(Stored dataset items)
----

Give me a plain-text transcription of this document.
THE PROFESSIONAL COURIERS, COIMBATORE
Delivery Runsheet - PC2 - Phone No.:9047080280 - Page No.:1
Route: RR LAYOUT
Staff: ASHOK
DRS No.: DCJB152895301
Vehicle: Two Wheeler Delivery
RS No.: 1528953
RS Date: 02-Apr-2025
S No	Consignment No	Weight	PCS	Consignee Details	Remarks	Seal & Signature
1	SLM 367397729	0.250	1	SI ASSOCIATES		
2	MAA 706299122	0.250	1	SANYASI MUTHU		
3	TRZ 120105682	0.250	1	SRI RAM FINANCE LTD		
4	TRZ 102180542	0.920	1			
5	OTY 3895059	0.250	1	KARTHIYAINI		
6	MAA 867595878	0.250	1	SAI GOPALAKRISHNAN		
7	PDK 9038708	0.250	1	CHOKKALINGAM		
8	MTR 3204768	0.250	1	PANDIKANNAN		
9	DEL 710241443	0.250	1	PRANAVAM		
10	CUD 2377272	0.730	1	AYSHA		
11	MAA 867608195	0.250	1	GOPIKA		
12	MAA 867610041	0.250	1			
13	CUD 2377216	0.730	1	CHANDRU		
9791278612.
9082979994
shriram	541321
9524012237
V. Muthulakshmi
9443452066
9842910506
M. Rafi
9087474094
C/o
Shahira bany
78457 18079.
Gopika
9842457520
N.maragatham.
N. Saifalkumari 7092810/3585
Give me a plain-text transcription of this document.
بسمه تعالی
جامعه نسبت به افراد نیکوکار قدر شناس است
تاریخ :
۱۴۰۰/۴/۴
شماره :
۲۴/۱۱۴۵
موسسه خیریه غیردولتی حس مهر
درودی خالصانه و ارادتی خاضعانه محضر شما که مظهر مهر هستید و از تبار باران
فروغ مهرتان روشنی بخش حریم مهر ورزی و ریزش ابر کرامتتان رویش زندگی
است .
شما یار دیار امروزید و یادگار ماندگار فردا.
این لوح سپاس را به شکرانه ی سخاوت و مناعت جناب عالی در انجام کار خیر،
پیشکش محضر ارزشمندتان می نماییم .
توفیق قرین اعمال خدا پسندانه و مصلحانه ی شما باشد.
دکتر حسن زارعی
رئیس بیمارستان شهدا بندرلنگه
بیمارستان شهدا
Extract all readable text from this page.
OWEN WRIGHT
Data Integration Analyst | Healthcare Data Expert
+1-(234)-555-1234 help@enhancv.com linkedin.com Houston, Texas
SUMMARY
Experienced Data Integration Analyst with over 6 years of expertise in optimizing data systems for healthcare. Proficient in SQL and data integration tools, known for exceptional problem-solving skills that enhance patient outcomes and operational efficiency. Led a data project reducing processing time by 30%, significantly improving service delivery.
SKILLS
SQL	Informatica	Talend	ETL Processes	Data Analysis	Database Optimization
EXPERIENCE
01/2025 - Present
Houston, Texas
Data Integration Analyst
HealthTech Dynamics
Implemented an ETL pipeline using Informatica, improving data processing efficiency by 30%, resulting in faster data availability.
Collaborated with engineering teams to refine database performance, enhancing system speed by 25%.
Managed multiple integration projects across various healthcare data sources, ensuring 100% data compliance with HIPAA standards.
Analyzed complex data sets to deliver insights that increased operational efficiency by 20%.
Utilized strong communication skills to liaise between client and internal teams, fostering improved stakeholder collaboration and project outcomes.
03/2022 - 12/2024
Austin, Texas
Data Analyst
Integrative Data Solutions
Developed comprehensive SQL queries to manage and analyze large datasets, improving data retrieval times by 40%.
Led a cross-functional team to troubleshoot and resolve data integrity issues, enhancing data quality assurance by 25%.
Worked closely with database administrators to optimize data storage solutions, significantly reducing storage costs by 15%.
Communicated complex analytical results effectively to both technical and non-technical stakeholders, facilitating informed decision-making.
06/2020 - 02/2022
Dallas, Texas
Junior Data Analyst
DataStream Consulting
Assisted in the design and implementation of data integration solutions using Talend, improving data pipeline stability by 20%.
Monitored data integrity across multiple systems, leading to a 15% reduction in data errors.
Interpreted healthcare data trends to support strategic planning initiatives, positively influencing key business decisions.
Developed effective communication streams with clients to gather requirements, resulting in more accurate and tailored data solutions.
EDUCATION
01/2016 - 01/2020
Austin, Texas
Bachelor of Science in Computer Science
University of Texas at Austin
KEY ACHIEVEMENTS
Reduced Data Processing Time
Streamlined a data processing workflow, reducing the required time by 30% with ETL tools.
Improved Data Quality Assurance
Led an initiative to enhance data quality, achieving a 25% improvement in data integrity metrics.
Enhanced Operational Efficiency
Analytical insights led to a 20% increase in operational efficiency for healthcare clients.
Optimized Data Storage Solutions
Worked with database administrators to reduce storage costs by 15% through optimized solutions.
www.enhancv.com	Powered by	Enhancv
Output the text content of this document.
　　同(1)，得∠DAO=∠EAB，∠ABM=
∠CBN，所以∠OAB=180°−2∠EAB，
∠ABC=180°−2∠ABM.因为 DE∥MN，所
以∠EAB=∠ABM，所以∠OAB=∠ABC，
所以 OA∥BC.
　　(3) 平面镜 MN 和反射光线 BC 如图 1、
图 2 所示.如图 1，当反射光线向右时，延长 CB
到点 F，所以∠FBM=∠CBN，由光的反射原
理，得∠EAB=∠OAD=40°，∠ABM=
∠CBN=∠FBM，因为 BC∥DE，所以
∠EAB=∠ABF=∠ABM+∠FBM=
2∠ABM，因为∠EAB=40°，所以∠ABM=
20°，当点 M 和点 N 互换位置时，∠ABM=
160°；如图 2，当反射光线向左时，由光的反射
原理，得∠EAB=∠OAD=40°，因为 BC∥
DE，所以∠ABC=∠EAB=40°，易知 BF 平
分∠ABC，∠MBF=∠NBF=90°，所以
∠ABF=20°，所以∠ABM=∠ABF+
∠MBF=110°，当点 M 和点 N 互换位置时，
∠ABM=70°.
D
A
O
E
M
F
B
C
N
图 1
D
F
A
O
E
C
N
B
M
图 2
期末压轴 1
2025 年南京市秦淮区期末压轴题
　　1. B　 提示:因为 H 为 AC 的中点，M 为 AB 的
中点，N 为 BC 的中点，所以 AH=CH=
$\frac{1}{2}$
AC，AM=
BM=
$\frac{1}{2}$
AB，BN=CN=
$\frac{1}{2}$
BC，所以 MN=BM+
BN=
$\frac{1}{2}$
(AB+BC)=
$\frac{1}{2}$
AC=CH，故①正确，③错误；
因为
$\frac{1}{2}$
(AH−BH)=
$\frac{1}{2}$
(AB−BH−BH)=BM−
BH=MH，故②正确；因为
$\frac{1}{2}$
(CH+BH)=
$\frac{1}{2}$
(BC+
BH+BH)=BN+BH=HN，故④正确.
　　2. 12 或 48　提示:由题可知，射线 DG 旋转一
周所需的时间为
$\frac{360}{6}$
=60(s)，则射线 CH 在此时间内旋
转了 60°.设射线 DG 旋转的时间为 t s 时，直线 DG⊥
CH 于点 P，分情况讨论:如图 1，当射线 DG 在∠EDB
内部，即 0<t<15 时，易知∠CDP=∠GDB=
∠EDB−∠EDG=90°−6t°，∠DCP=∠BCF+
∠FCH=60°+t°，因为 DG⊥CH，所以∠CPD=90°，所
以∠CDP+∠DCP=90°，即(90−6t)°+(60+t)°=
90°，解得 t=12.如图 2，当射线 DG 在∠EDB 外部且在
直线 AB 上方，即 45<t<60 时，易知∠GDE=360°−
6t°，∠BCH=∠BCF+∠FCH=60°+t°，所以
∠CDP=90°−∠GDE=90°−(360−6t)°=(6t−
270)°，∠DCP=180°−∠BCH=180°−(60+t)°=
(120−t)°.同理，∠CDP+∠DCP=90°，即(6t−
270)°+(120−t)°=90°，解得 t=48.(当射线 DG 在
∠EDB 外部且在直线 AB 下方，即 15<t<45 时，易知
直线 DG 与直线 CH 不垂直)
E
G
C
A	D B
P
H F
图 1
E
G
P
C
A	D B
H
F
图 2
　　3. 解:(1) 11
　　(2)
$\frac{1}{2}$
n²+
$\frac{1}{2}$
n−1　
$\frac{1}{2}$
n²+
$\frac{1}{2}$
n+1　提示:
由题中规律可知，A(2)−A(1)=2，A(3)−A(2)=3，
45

----

▶ _What the task requires_
Read the data above. Pull out each line in which the string "clients" appears.

▶ _The output_
Developed effective communication streams with clients to gather requirements, resulting in more accurate and tailored data solutions.
Analytical insights led to a 20% increase in operational efficiency for healthcare clients.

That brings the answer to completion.